Switch "Census Map" to "Area Map" in everything from the line containing "Itemize the components" down to the line containing "survey-link[interactable]: 2014-2018 American", and repeat those lines with nothing else changed. Leave the pictures out.

#### SUPPLIED DATA:

-.-.-

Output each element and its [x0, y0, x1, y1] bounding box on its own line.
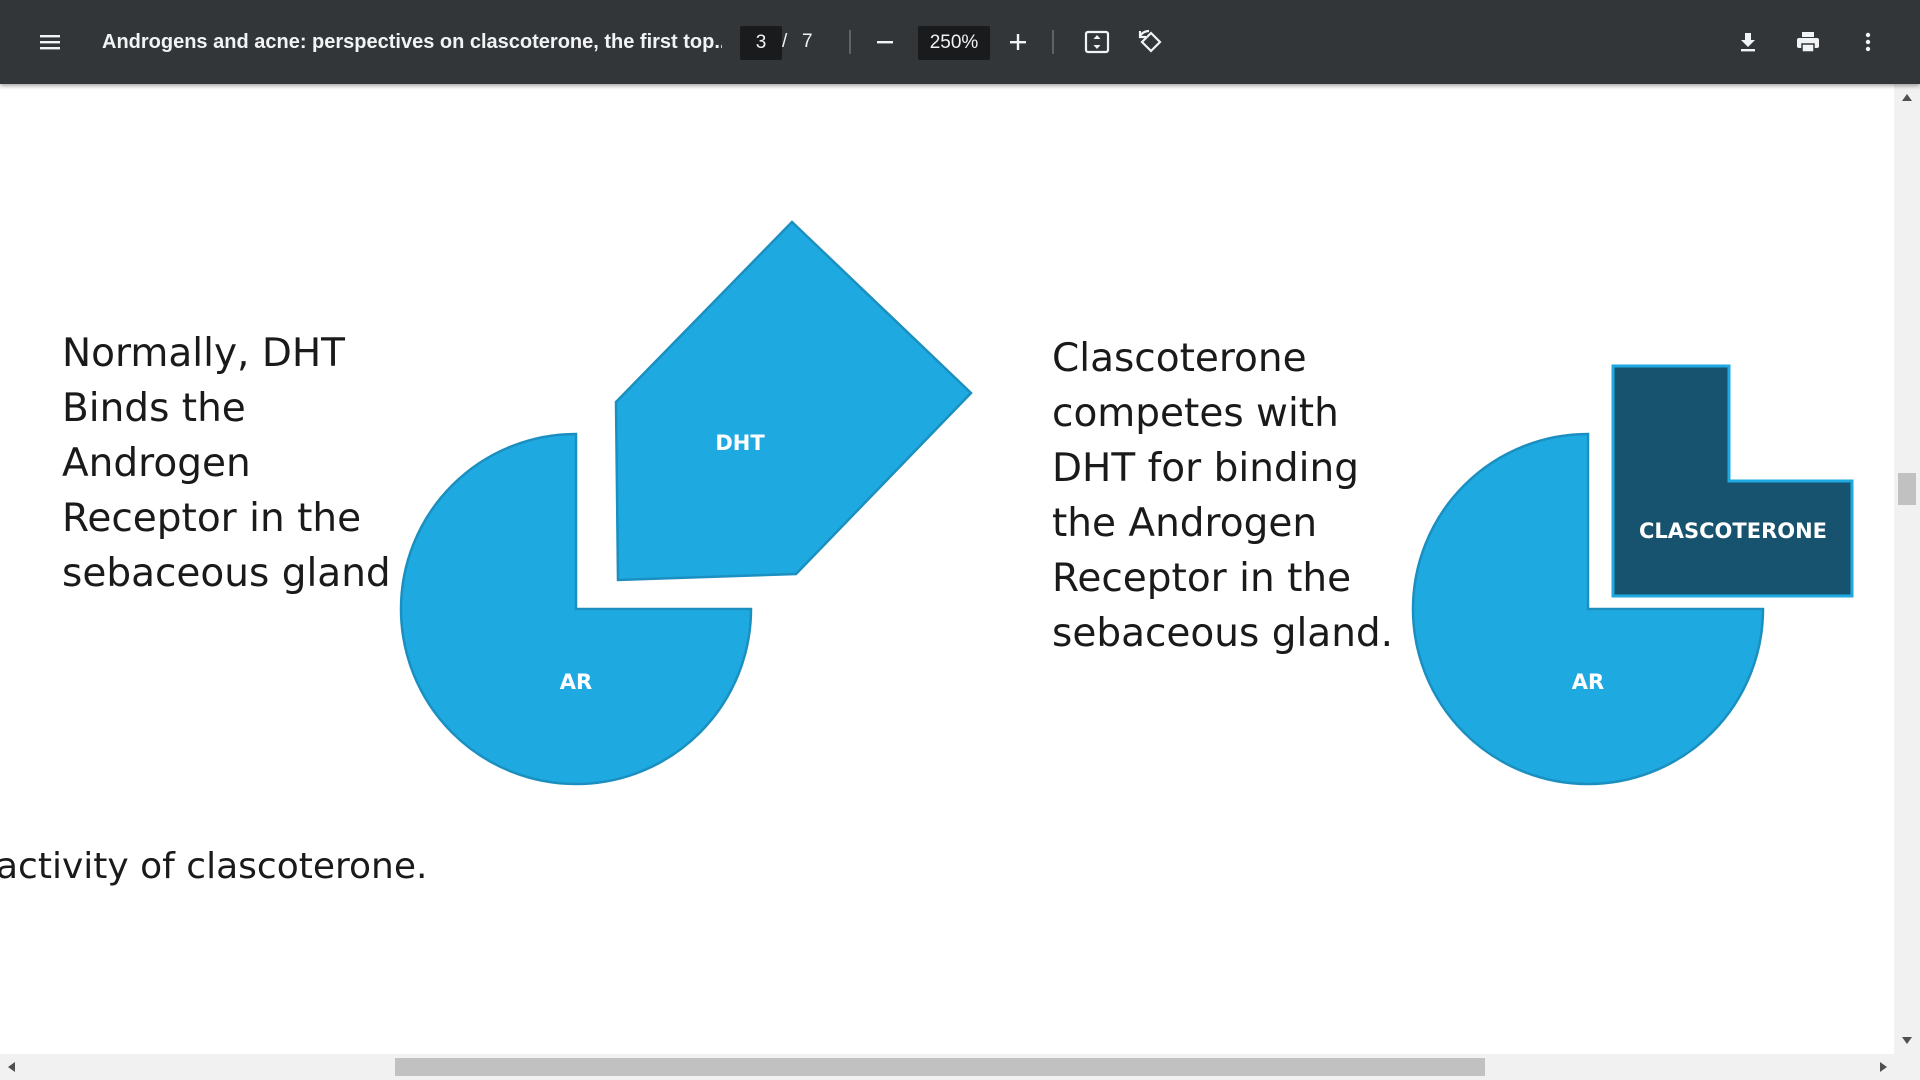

-.-.-

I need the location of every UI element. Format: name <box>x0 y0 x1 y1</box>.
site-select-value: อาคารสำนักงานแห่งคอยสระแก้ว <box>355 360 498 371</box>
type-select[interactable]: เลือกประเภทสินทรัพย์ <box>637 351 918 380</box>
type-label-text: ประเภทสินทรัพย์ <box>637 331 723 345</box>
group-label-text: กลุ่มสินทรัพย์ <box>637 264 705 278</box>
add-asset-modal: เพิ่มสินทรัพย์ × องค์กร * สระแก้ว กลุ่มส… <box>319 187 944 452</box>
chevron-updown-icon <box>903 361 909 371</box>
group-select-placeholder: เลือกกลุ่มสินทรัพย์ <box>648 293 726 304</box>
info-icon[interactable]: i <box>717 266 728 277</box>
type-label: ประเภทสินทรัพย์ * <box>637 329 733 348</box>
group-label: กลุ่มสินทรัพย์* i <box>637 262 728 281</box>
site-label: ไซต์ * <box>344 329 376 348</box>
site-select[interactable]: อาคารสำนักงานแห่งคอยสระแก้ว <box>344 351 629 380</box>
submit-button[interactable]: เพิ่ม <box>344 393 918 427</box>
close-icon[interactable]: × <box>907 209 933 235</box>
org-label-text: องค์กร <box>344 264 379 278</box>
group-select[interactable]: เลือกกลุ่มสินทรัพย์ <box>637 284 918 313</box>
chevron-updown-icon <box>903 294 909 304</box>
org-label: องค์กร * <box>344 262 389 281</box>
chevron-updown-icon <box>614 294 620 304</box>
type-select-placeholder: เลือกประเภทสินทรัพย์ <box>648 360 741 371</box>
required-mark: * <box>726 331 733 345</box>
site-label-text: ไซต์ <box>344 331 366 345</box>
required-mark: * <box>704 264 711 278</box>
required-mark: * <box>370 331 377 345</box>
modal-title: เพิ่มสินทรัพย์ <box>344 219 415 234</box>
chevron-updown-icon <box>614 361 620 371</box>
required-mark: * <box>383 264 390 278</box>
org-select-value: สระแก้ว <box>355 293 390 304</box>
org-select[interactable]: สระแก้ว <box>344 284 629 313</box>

-.-.-

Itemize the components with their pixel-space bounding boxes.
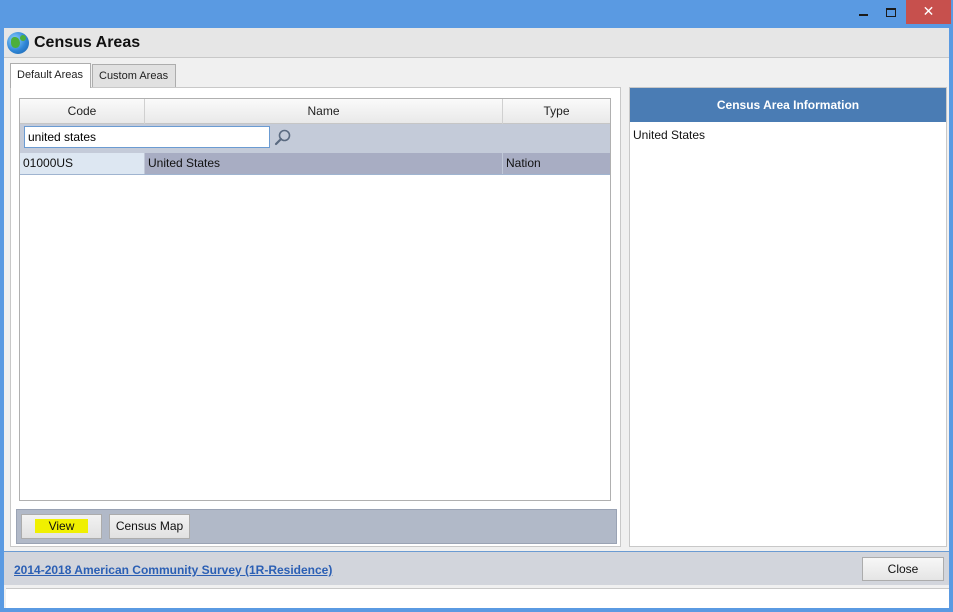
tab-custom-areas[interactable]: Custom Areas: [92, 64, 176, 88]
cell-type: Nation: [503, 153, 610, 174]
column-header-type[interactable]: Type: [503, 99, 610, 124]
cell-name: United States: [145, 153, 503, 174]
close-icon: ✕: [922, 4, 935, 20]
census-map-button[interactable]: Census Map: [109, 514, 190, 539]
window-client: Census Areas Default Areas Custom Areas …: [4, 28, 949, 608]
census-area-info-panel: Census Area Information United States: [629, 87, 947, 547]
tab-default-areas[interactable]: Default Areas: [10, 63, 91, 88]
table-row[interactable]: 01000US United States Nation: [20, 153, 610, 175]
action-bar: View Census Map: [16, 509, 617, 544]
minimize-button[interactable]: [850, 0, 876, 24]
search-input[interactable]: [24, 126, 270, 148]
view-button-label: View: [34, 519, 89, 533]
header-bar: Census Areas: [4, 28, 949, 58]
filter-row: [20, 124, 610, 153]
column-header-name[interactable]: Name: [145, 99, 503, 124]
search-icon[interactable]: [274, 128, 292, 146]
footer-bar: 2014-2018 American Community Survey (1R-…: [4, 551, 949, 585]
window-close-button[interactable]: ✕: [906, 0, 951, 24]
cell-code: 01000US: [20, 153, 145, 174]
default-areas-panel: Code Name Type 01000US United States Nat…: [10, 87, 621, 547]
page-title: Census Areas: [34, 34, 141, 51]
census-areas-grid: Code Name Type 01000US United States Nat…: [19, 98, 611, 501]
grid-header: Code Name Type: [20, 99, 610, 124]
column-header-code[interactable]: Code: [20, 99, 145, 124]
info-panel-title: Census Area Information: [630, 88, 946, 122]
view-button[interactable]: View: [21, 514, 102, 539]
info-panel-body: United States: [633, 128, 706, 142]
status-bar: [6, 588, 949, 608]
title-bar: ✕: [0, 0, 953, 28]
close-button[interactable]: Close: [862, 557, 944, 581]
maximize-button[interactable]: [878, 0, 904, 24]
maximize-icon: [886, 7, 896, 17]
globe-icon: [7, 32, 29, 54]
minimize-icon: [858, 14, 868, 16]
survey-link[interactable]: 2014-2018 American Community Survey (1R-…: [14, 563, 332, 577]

-.-.-

#### RESULT OF THE EXERCISE:
Itemize the components with their pixel-space bounding boxes.
tab-custom-areas[interactable]: Custom Areas: [92, 64, 176, 88]
cell-type: Nation: [503, 153, 610, 174]
column-header-type[interactable]: Type: [503, 99, 610, 124]
cell-name: United States: [145, 153, 503, 174]
close-icon: ✕: [922, 4, 935, 20]
census-map-button[interactable]: Area Map: [109, 514, 190, 539]
window-client: Census Areas Default Areas Custom Areas …: [4, 28, 949, 608]
census-area-info-panel: Census Area Information United States: [629, 87, 947, 547]
tab-default-areas[interactable]: Default Areas: [10, 63, 91, 88]
table-row[interactable]: 01000US United States Nation: [20, 153, 610, 175]
action-bar: View Area Map: [16, 509, 617, 544]
minimize-button[interactable]: [850, 0, 876, 24]
search-input[interactable]: [24, 126, 270, 148]
view-button-label: View: [34, 519, 89, 533]
header-bar: Census Areas: [4, 28, 949, 58]
filter-row: [20, 124, 610, 153]
column-header-name[interactable]: Name: [145, 99, 503, 124]
search-icon[interactable]: [274, 128, 292, 146]
footer-bar: 2014-2018 American Community Survey (1R-…: [4, 551, 949, 585]
window-close-button[interactable]: ✕: [906, 0, 951, 24]
cell-code: 01000US: [20, 153, 145, 174]
default-areas-panel: Code Name Type 01000US United States Nat…: [10, 87, 621, 547]
page-title: Census Areas: [34, 34, 141, 51]
census-areas-grid: Code Name Type 01000US United States Nat…: [19, 98, 611, 501]
grid-header: Code Name Type: [20, 99, 610, 124]
column-header-code[interactable]: Code: [20, 99, 145, 124]
info-panel-title: Census Area Information: [630, 88, 946, 122]
view-button[interactable]: View: [21, 514, 102, 539]
info-panel-body: United States: [633, 128, 706, 142]
status-bar: [6, 588, 949, 608]
title-bar: ✕: [0, 0, 953, 28]
close-button[interactable]: Close: [862, 557, 944, 581]
maximize-button[interactable]: [878, 0, 904, 24]
maximize-icon: [886, 7, 896, 17]
globe-icon: [7, 32, 29, 54]
minimize-icon: [858, 14, 868, 16]
survey-link[interactable]: 2014-2018 American Community Survey (1R-…: [14, 563, 332, 577]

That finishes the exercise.